Directions for this task.
Reproduce the records below in their entirety, character for character.
-- START OF Supplied material --
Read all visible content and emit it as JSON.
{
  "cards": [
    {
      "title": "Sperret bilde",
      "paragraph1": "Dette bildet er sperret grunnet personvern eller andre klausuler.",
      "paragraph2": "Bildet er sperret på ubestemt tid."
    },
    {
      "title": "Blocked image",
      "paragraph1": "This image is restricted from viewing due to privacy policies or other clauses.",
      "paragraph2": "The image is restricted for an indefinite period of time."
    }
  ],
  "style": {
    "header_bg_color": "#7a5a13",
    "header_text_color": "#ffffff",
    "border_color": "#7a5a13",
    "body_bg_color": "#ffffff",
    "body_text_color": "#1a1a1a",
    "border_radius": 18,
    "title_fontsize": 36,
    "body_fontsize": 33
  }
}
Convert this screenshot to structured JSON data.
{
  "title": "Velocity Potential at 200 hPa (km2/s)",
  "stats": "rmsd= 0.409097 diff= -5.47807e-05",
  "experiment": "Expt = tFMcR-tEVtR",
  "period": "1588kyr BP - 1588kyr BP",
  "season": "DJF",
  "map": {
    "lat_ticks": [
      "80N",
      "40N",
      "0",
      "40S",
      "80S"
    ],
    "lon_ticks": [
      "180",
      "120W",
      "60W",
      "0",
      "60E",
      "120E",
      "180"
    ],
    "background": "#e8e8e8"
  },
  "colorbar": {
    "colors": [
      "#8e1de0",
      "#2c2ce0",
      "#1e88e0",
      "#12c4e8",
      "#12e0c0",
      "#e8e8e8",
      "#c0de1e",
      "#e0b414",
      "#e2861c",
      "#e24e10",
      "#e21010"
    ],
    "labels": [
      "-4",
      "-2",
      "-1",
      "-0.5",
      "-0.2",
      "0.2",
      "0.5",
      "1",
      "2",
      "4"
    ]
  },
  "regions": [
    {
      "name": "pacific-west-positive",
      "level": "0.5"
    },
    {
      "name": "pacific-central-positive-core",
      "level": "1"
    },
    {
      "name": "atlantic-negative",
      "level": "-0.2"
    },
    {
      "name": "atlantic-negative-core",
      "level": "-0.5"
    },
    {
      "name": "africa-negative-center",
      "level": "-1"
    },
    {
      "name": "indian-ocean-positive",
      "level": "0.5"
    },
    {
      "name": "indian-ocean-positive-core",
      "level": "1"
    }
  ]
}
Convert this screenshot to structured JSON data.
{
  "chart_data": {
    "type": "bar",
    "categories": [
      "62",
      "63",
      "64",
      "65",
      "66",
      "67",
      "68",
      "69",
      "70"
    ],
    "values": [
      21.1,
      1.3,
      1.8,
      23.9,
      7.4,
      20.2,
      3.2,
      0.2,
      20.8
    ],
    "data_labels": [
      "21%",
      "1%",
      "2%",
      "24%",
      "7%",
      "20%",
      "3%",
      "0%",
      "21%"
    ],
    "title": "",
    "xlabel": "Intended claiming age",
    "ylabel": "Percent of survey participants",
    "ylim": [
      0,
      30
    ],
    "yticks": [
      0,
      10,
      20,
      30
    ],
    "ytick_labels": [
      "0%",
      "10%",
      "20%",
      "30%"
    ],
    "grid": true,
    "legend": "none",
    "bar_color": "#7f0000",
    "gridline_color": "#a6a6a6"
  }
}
-- END OF Supplied material --
Output for this exercise.
Read all visible content and emit it as JSON.
{
  "cards": [
    {
      "title": "Sperret bilde",
      "paragraph1": "Dette bildet er sperret grunnet personvern eller andre klausuler.",
      "paragraph2": "Bildet er sperret på ubestemt tid."
    },
    {
      "title": "Blocked image",
      "paragraph1": "This image is restricted from viewing due to privacy policies or other clauses.",
      "paragraph2": "The image is restricted for an indefinite period of time."
    }
  ],
  "style": {
    "header_bg_color": "#7a5a13",
    "header_text_color": "#ffffff",
    "border_color": "#7a5a13",
    "body_bg_color": "#ffffff",
    "body_text_color": "#1a1a1a",
    "border_radius": 18,
    "title_fontsize": 36,
    "body_fontsize": 33
  }
}
Convert this screenshot to structured JSON data.
{
  "title": "Velocity Potential at 200 hPa (km2/s)",
  "stats": "rmsd= 0.409097 diff= -5.47807e-05",
  "experiment": "Expt = tFMcR-tEVtR",
  "period": "1588kyr BP - 1588kyr BP",
  "season": "DJF",
  "map": {
    "lat_ticks": [
      "80N",
      "40N",
      "0",
      "40S",
      "80S"
    ],
    "lon_ticks": [
      "180",
      "120W",
      "60W",
      "0",
      "60E",
      "120E",
      "180"
    ],
    "background": "#e8e8e8"
  },
  "colorbar": {
    "colors": [
      "#8e1de0",
      "#2c2ce0",
      "#1e88e0",
      "#12c4e8",
      "#12e0c0",
      "#e8e8e8",
      "#c0de1e",
      "#e0b414",
      "#e2861c",
      "#e24e10",
      "#e21010"
    ],
    "labels": [
      "-4",
      "-2",
      "-1",
      "-0.5",
      "-0.2",
      "0.2",
      "0.5",
      "1",
      "2",
      "4"
    ]
  },
  "regions": [
    {
      "name": "pacific-west-positive",
      "level": "0.5"
    },
    {
      "name": "pacific-central-positive-core",
      "level": "1"
    },
    {
      "name": "atlantic-negative",
      "level": "-0.2"
    },
    {
      "name": "atlantic-negative-core",
      "level": "-0.5"
    },
    {
      "name": "africa-negative-center",
      "level": "-1"
    },
    {
      "name": "indian-ocean-positive",
      "level": "0.5"
    },
    {
      "name": "indian-ocean-positive-core",
      "level": "1"
    }
  ]
}
Convert this screenshot to structured JSON data.
{
  "chart_data": {
    "type": "bar",
    "categories": [
      "62",
      "63",
      "64",
      "65",
      "66",
      "67",
      "68",
      "69",
      "70"
    ],
    "values": [
      21.1,
      1.3,
      1.8,
      23.9,
      7.4,
      20.2,
      3.2,
      0.2,
      20.8
    ],
    "data_labels": [
      "21%",
      "1%",
      "2%",
      "24%",
      "7%",
      "20%",
      "3%",
      "0%",
      "21%"
    ],
    "title": "",
    "xlabel": "Intended claiming age",
    "ylabel": "Percent of survey participants",
    "ylim": [
      0,
      30
    ],
    "yticks": [
      0,
      10,
      20,
      30
    ],
    "ytick_labels": [
      "0%",
      "10%",
      "20%",
      "30%"
    ],
    "grid": true,
    "legend": "none",
    "bar_color": "#7f0000",
    "gridline_color": "#a6a6a6"
  }
}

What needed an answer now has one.